----- Information supplied

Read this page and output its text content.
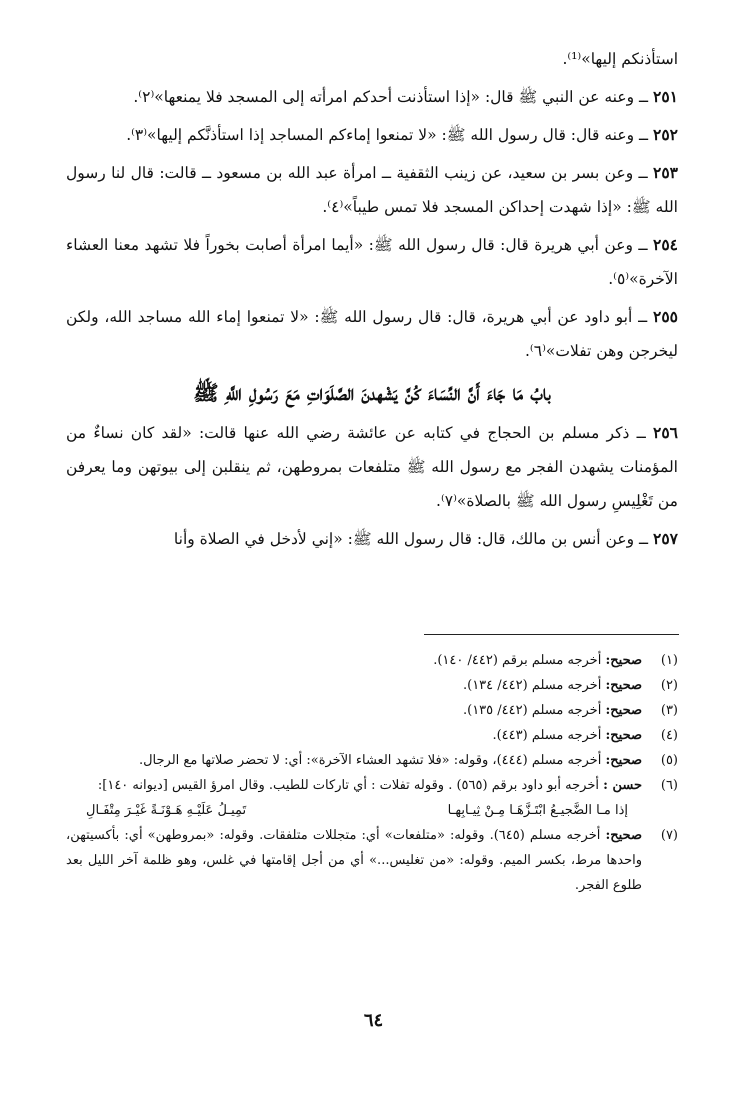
استأذنكم إليها»⁽¹⁾.

٢٥١ ــ وعنه عن النبي ﷺ قال: «إذا استأذنت أحدكم امرأته إلى المسجد فلا يمنعها»⁽٢⁾.

٢٥٢ ــ وعنه قال: قال رسول الله ﷺ: «لا تمنعوا إماءكم المساجد إذا استأذنَّكم إليها»⁽٣⁾.

٢٥٣ ــ وعن بسر بن سعيد، عن زينب الثقفية ــ امرأة عبد الله بن مسعود ــ قالت: قال لنا رسول الله ﷺ: «إذا شهدت إحداكن المسجد فلا تمس طيباً»⁽٤⁾.

٢٥٤ ــ وعن أبي هريرة قال: قال رسول الله ﷺ: «أيما امرأة أصابت بخوراً فلا تشهد معنا العشاء الآخرة»⁽٥⁾.

٢٥٥ ــ أبو داود عن أبي هريرة، قال: قال رسول الله ﷺ: «لا تمنعوا إماء الله مساجد الله، ولكن ليخرجن وهن تفلات»⁽٦⁾.

بابُ مَا جَاءَ أَنَّ النِّسَاءَ كُنَّ يَشْهدنَ الصَّلَوَاتِ مَعَ رَسُولِ اللَّهِ ﷺ

٢٥٦ ــ ذكر مسلم بن الحجاج في كتابه عن عائشة رضي الله عنها قالت: «لقد كان نساءٌ من المؤمنات يشهدن الفجر مع رسول الله ﷺ متلفعات بمروطهن، ثم ينقلبن إلى بيوتهن وما يعرفن من تَغْلِيسِ رسول الله ﷺ بالصلاة»⁽٧⁾.

٢٥٧ ــ وعن أنس بن مالك، قال: قال رسول الله ﷺ: «إني لأدخل في الصلاة وأنا

(١)
صحيح: أخرجه مسلم برقم (٤٤٢/ ١٤٠).
(٢)
صحيح: أخرجه مسلم (٤٤٢/ ١٣٤).
(٣)
صحيح: أخرجه مسلم (٤٤٢/ ١٣٥).
(٤)
صحيح: أخرجه مسلم (٤٤٣).
(٥)
صحيح: أخرجه مسلم (٤٤٤)، وقوله: «فلا تشهد العشاء الآخرة»: أي: لا تحضر صلاتها مع الرجال.
(٦)
حسن : أخرجه أبو داود برقم (٥٦٥) . وقوله تفلات : أي تاركات للطيب. وقال امرؤ القيس [ديوانه ١٤٠]:
إذا مـا الضَّجيـعُ ابْتَـزَّهَـا مِـنْ ثِيـابِهـا
تَمِيـلُ عَلَيْـهِ هَـوْنَـةً غَيْـرَ مِتْفَـالِ
(٧)
صحيح: أخرجه مسلم (٦٤٥). وقوله: «متلفعات» أي: متجللات متلفقات. وقوله: «بمروطهن» أي: بأكسيتهن، واحدها مرط، بكسر الميم. وقوله: «من تغليس...» أي من أجل إقامتها في غلس، وهو ظلمة آخر الليل بعد طلوع الفجر.
٦٤
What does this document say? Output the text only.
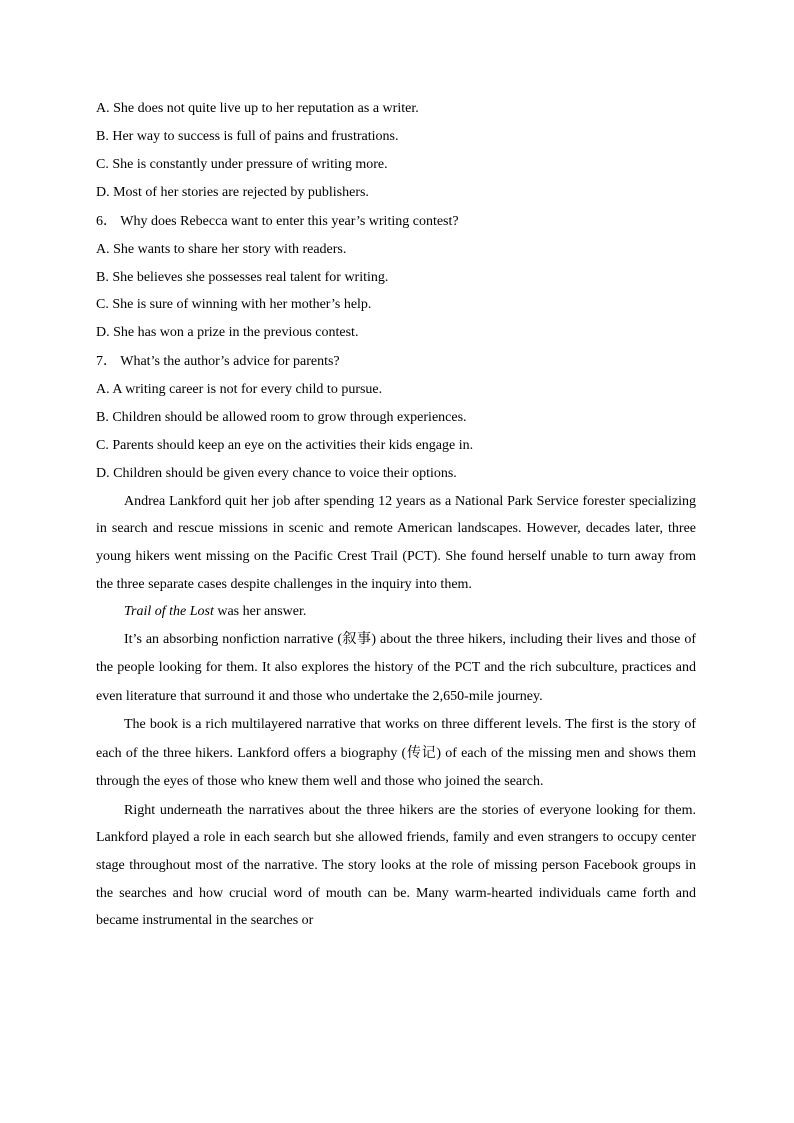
A. She does not quite live up to her reputation as a writer.
B. Her way to success is full of pains and frustrations.
C. She is constantly under pressure of writing more.
D. Most of her stories are rejected by publishers.
6． Why does Rebecca want to enter this year’s writing contest?
A. She wants to share her story with readers.
B. She believes she possesses real talent for writing.
C. She is sure of winning with her mother’s help.
D. She has won a prize in the previous contest.
7． What’s the author’s advice for parents?
A. A writing career is not for every child to pursue.
B. Children should be allowed room to grow through experiences.
C. Parents should keep an eye on the activities their kids engage in.
D. Children should be given every chance to voice their options.

Andrea Lankford quit her job after spending 12 years as a National Park Service forester specializing in search and rescue missions in scenic and remote American landscapes. However, decades later, three young hikers went missing on the Pacific Crest Trail (PCT). She found herself unable to turn away from the three separate cases despite challenges in the inquiry into them.

Trail of the Lost was her answer.

It’s an absorbing nonfiction narrative (叙事) about the three hikers, including their lives and those of the people looking for them. It also explores the history of the PCT and the rich subculture, practices and even literature that surround it and those who undertake the 2,650-mile journey.

The book is a rich multilayered narrative that works on three different levels. The first is the story of each of the three hikers. Lankford offers a biography (传记) of each of the missing men and shows them through the eyes of those who knew them well and those who joined the search.

Right underneath the narratives about the three hikers are the stories of everyone looking for them. Lankford played a role in each search but she allowed friends, family and even strangers to occupy center stage throughout most of the narrative. The story looks at the role of missing person Facebook groups in the searches and how crucial word of mouth can be. Many warm-hearted individuals came forth and became instrumental in the searches or
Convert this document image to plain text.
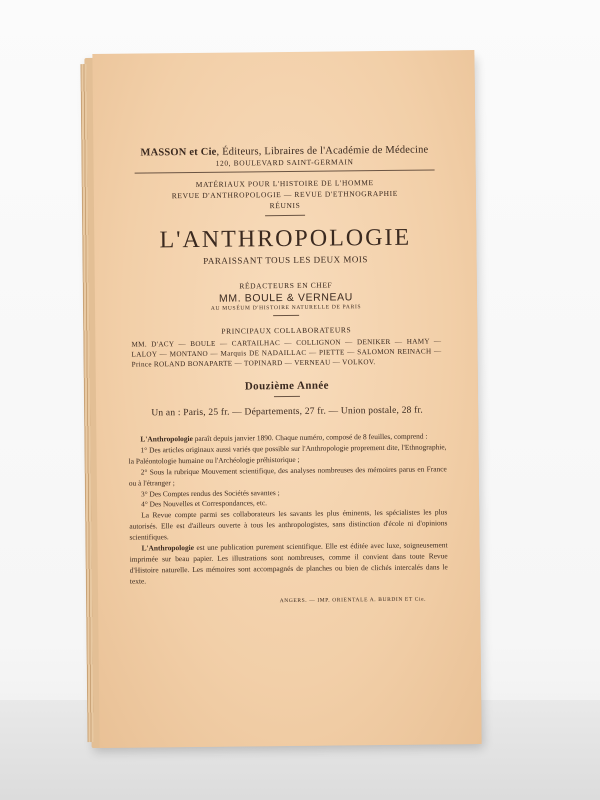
MASSON et Cie, Éditeurs, Libraires de l'Académie de Médecine
120, BOULEVARD SAINT-GERMAIN
MATÉRIAUX POUR L'HISTOIRE DE L'HOMME
REVUE D'ANTHROPOLOGIE — REVUE D'ETHNOGRAPHIE
RÉUNIS
L'ANTHROPOLOGIE
PARAISSANT TOUS LES DEUX MOIS
RÉDACTEURS EN CHEF
MM. BOULE & VERNEAU
AU MUSÉUM D'HISTOIRE NATURELLE DE PARIS
PRINCIPAUX COLLABORATEURS
MM. D'ACY — BOULE — CARTAILHAC — COLLIGNON — DENIKER — HAMY — LALOY — MONTANO — Marquis DE NADAILLAC — PIETTE — SALOMON REINACH — Prince ROLAND BONAPARTE — TOPINARD — VERNEAU — VOLKOV.
Douzième Année
Un an : Paris, 25 fr. — Départements, 27 fr. — Union postale, 28 fr.

L'Anthropologie paraît depuis janvier 1890. Chaque numéro, composé de 8 feuilles, comprend :

1° Des articles originaux aussi variés que possible sur l'Anthropologie proprement dite, l'Ethnographie, la Paléontologie humaine ou l'Archéologie préhistorique ;

2° Sous la rubrique Mouvement scientifique, des analyses nombreuses des mémoires parus en France ou à l'étranger ;

3° Des Comptes rendus des Sociétés savantes ;

4° Des Nouvelles et Correspondances, etc.

La Revue compte parmi ses collaborateurs les savants les plus éminents, les spécialistes les plus autorisés. Elle est d'ailleurs ouverte à tous les anthropologistes, sans distinction d'école ni d'opinions scientifiques.

L'Anthropologie est une publication purement scientifique. Elle est éditée avec luxe, soigneusement imprimée sur beau papier. Les illustrations sont nombreuses, comme il convient dans toute Revue d'Histoire naturelle. Les mémoires sont accompagnés de planches ou bien de clichés intercalés dans le texte.

ANGERS. — IMP. ORIENTALE A. BURDIN ET Cie.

----------

Reproduce each record from above exactly; pictures do not belong in the copy.

Read this page and output its text content.
استأذنكم إليها»⁽¹⁾.

٢٥١ ــ وعنه عن النبي ﷺ قال: «إذا استأذنت أحدكم امرأته إلى المسجد فلا يمنعها»⁽٢⁾.

٢٥٢ ــ وعنه قال: قال رسول الله ﷺ: «لا تمنعوا إماءكم المساجد إذا استأذنَّكم إليها»⁽٣⁾.

٢٥٣ ــ وعن بسر بن سعيد، عن زينب الثقفية ــ امرأة عبد الله بن مسعود ــ قالت: قال لنا رسول الله ﷺ: «إذا شهدت إحداكن المسجد فلا تمس طيباً»⁽٤⁾.

٢٥٤ ــ وعن أبي هريرة قال: قال رسول الله ﷺ: «أيما امرأة أصابت بخوراً فلا تشهد معنا العشاء الآخرة»⁽٥⁾.

٢٥٥ ــ أبو داود عن أبي هريرة، قال: قال رسول الله ﷺ: «لا تمنعوا إماء الله مساجد الله، ولكن ليخرجن وهن تفلات»⁽٦⁾.

بابُ مَا جَاءَ أَنَّ النِّسَاءَ كُنَّ يَشْهدنَ الصَّلَوَاتِ مَعَ رَسُولِ اللَّهِ ﷺ

٢٥٦ ــ ذكر مسلم بن الحجاج في كتابه عن عائشة رضي الله عنها قالت: «لقد كان نساءٌ من المؤمنات يشهدن الفجر مع رسول الله ﷺ متلفعات بمروطهن، ثم ينقلبن إلى بيوتهن وما يعرفن من تَغْلِيسِ رسول الله ﷺ بالصلاة»⁽٧⁾.

٢٥٧ ــ وعن أنس بن مالك، قال: قال رسول الله ﷺ: «إني لأدخل في الصلاة وأنا

(١)
صحيح: أخرجه مسلم برقم (٤٤٢/ ١٤٠).
(٢)
صحيح: أخرجه مسلم (٤٤٢/ ١٣٤).
(٣)
صحيح: أخرجه مسلم (٤٤٢/ ١٣٥).
(٤)
صحيح: أخرجه مسلم (٤٤٣).
(٥)
صحيح: أخرجه مسلم (٤٤٤)، وقوله: «فلا تشهد العشاء الآخرة»: أي: لا تحضر صلاتها مع الرجال.
(٦)
حسن : أخرجه أبو داود برقم (٥٦٥) . وقوله تفلات : أي تاركات للطيب. وقال امرؤ القيس [ديوانه ١٤٠]:
إذا مـا الضَّجيـعُ ابْتَـزَّهَـا مِـنْ ثِيـابِهـا
تَمِيـلُ عَلَيْـهِ هَـوْنَـةً غَيْـرَ مِتْفَـالِ
(٧)
صحيح: أخرجه مسلم (٦٤٥). وقوله: «متلفعات» أي: متجللات متلفقات. وقوله: «بمروطهن» أي: بأكسيتهن، واحدها مرط، بكسر الميم. وقوله: «من تغليس...» أي من أجل إقامتها في غلس، وهو ظلمة آخر الليل بعد طلوع الفجر.
٦٤
What does this document say? Output the text only.
A. She does not quite live up to her reputation as a writer.
B. Her way to success is full of pains and frustrations.
C. She is constantly under pressure of writing more.
D. Most of her stories are rejected by publishers.
6． Why does Rebecca want to enter this year’s writing contest?
A. She wants to share her story with readers.
B. She believes she possesses real talent for writing.
C. She is sure of winning with her mother’s help.
D. She has won a prize in the previous contest.
7． What’s the author’s advice for parents?
A. A writing career is not for every child to pursue.
B. Children should be allowed room to grow through experiences.
C. Parents should keep an eye on the activities their kids engage in.
D. Children should be given every chance to voice their options.

Andrea Lankford quit her job after spending 12 years as a National Park Service forester specializing in search and rescue missions in scenic and remote American landscapes. However, decades later, three young hikers went missing on the Pacific Crest Trail (PCT). She found herself unable to turn away from the three separate cases despite challenges in the inquiry into them.

Trail of the Lost was her answer.

It’s an absorbing nonfiction narrative (叙事) about the three hikers, including their lives and those of the people looking for them. It also explores the history of the PCT and the rich subculture, practices and even literature that surround it and those who undertake the 2,650-mile journey.

The book is a rich multilayered narrative that works on three different levels. The first is the story of each of the three hikers. Lankford offers a biography (传记) of each of the missing men and shows them through the eyes of those who knew them well and those who joined the search.

Right underneath the narratives about the three hikers are the stories of everyone looking for them. Lankford played a role in each search but she allowed friends, family and even strangers to occupy center stage throughout most of the narrative. The story looks at the role of missing person Facebook groups in the searches and how crucial word of mouth can be. Many warm-hearted individuals came forth and became instrumental in the searches or
Convert this document image to plain text.
MASSON et Cie, Éditeurs, Libraires de l'Académie de Médecine
120, BOULEVARD SAINT-GERMAIN
MATÉRIAUX POUR L'HISTOIRE DE L'HOMME
REVUE D'ANTHROPOLOGIE — REVUE D'ETHNOGRAPHIE
RÉUNIS
L'ANTHROPOLOGIE
PARAISSANT TOUS LES DEUX MOIS
RÉDACTEURS EN CHEF
MM. BOULE & VERNEAU
AU MUSÉUM D'HISTOIRE NATURELLE DE PARIS
PRINCIPAUX COLLABORATEURS
MM. D'ACY — BOULE — CARTAILHAC — COLLIGNON — DENIKER — HAMY — LALOY — MONTANO — Marquis DE NADAILLAC — PIETTE — SALOMON REINACH — Prince ROLAND BONAPARTE — TOPINARD — VERNEAU — VOLKOV.
Douzième Année
Un an : Paris, 25 fr. — Départements, 27 fr. — Union postale, 28 fr.

L'Anthropologie paraît depuis janvier 1890. Chaque numéro, composé de 8 feuilles, comprend :

1° Des articles originaux aussi variés que possible sur l'Anthropologie proprement dite, l'Ethnographie, la Paléontologie humaine ou l'Archéologie préhistorique ;

2° Sous la rubrique Mouvement scientifique, des analyses nombreuses des mémoires parus en France ou à l'étranger ;

3° Des Comptes rendus des Sociétés savantes ;

4° Des Nouvelles et Correspondances, etc.

La Revue compte parmi ses collaborateurs les savants les plus éminents, les spécialistes les plus autorisés. Elle est d'ailleurs ouverte à tous les anthropologistes, sans distinction d'école ni d'opinions scientifiques.

L'Anthropologie est une publication purement scientifique. Elle est éditée avec luxe, soigneusement imprimée sur beau papier. Les illustrations sont nombreuses, comme il convient dans toute Revue d'Histoire naturelle. Les mémoires sont accompagnés de planches ou bien de clichés intercalés dans le texte.

ANGERS. — IMP. ORIENTALE A. BURDIN ET Cie.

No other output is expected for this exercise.